The intriguing subset of effector CD4+ T cells termed T_H17 cells are now widely appreciated for their role in coordinating immune and inflammatory responses. The dynamic nature of the T_H17 cell subset allows for the adoption of inflammatory or regulatory functions as needed, in a microenvironment-dependent fashion. The ontogeny, tissue residence, migratory properties, and biological functions of these cells are areas of intense research focus given the broad spectrum of human disorders associated with aberrant T_H17-type responses.

While T_H17 cells are so named for their characteristic Interleukin 17 (IL-17) production, bona fide T_H17 cells of human or murine origin produce, at times, a cacophony of inflammatory mediators, which can include IL-17, IL-21, IL-22, and IL-26. As such, dissecting the biological consequences of robust T_H17 responses, properly or improperly controlled, has presented a number of challenges. Further confounding the study of T_H17 cells and individual cytokines are the many observations documenting non- T_H17 cell sources of these same cytokines. Given the complexity of T_H17 biology, we welcome the reports found within this issue, highlighting current findings and observations and illuminating several components of T_H17 cells and known associated cytokines.

N. Qu et al. provide an interesting overview of the roles T_H17 cells and their associated cytokines play in various inflammatory diseases. N. Y. A. Hemdan et al. build on this premise, addressing the T_H17 cell contributions to autoimmunity, in particular that which arises following exposure to xenobiotic substances.

In the absence of overt chronic inflammation, T_H17 cells predominantly reside at mucosal surfaces. H.-C. Tsai et al. provide an elegant update on the functions of T_H17 differentiation and on the functional consequences of IL-17 signaling in pulmonary inflammation. Y. Morishima et al. highlight the role of T_H17-associated cytokines in asthma, especially in steroid-resistant disease. Further interesting findings from the Hizawa laboratory suggest an important role for IL-17F in particular.

-- DATASET --
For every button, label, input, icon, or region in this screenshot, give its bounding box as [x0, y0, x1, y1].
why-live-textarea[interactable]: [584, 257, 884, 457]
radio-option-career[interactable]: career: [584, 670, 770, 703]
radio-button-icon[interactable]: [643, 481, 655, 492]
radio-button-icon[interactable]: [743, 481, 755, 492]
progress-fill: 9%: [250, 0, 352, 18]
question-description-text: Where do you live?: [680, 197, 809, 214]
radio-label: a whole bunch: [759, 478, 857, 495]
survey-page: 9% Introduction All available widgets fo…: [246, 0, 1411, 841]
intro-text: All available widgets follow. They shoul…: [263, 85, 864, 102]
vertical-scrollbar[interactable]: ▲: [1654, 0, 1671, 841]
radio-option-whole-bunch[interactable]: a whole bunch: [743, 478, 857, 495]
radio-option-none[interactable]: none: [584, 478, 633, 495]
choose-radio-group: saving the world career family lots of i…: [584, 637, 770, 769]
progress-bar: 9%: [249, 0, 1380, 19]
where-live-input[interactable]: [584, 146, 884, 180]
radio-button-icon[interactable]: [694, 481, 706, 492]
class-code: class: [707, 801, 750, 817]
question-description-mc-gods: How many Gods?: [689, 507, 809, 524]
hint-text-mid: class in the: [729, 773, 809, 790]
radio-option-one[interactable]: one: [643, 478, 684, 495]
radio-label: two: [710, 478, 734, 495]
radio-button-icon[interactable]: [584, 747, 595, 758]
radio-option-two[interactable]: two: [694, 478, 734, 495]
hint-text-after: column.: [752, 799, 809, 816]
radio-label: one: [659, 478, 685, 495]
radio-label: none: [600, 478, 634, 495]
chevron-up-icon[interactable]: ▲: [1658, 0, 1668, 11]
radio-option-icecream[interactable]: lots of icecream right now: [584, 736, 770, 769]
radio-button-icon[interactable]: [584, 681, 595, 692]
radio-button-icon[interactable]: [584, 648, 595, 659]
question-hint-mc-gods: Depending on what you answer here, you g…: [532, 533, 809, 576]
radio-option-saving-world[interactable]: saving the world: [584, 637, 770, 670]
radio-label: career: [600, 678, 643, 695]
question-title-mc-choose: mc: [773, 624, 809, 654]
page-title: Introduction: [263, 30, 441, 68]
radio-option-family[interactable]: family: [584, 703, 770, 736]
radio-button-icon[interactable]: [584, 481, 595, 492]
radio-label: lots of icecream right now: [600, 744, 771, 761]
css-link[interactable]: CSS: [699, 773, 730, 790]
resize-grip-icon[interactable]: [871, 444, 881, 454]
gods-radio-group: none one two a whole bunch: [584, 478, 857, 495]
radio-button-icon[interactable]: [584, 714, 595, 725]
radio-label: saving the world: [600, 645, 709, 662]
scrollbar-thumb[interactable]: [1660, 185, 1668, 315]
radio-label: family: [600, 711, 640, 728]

-- WHAT YOU SHOULD DO --
Copy out the full passage on T_H17 cells and their cytokines at the top of the page, word for word from its first sentence to its last.

-- RESPONSE AREA --
The intriguing subset of effector CD4+ T cells termed T_H17 cells are now widely appreciated for their role in coordinating immune and inflammatory responses. The dynamic nature of the T_H17 cell subset allows for the adoption of inflammatory or regulatory functions as needed, in a microenvironment-dependent fashion. The ontogeny, tissue residence, migratory properties, and biological functions of these cells are areas of intense research focus given the broad spectrum of human disorders associated with aberrant T_H17-type responses.

While T_H17 cells are so named for their characteristic Interleukin 17 (IL-17) production, bona fide T_H17 cells of human or murine origin produce, at times, a cacophony of inflammatory mediators, which can include IL-17, IL-21, IL-22, and IL-26. As such, dissecting the biological consequences of robust T_H17 responses, properly or improperly controlled, has presented a number of challenges. Further confounding the study of T_H17 cells and individual cytokines are the many observations documenting non- T_H17 cell sources of these same cytokines. Given the complexity of T_H17 biology, we welcome the reports found within this issue, highlighting current findings and observations and illuminating several components of T_H17 cells and known associated cytokines.

N. Qu et al. provide an interesting overview of the roles T_H17 cells and their associated cytokines play in various inflammatory diseases. N. Y. A. Hemdan et al. build on this premise, addressing the T_H17 cell contributions to autoimmunity, in particular that which arises following exposure to xenobiotic substances.

In the absence of overt chronic inflammation, T_H17 cells predominantly reside at mucosal surfaces. H.-C. Tsai et al. provide an elegant update on the functions of T_H17 differentiation and on the functional consequences of IL-17 signaling in pulmonary inflammation. Y. Morishima et al. highlight the role of T_H17-associated cytokines in asthma, especially in steroid-resistant disease. Further interesting findings from the Hizawa laboratory suggest an important role for IL-17F in particular.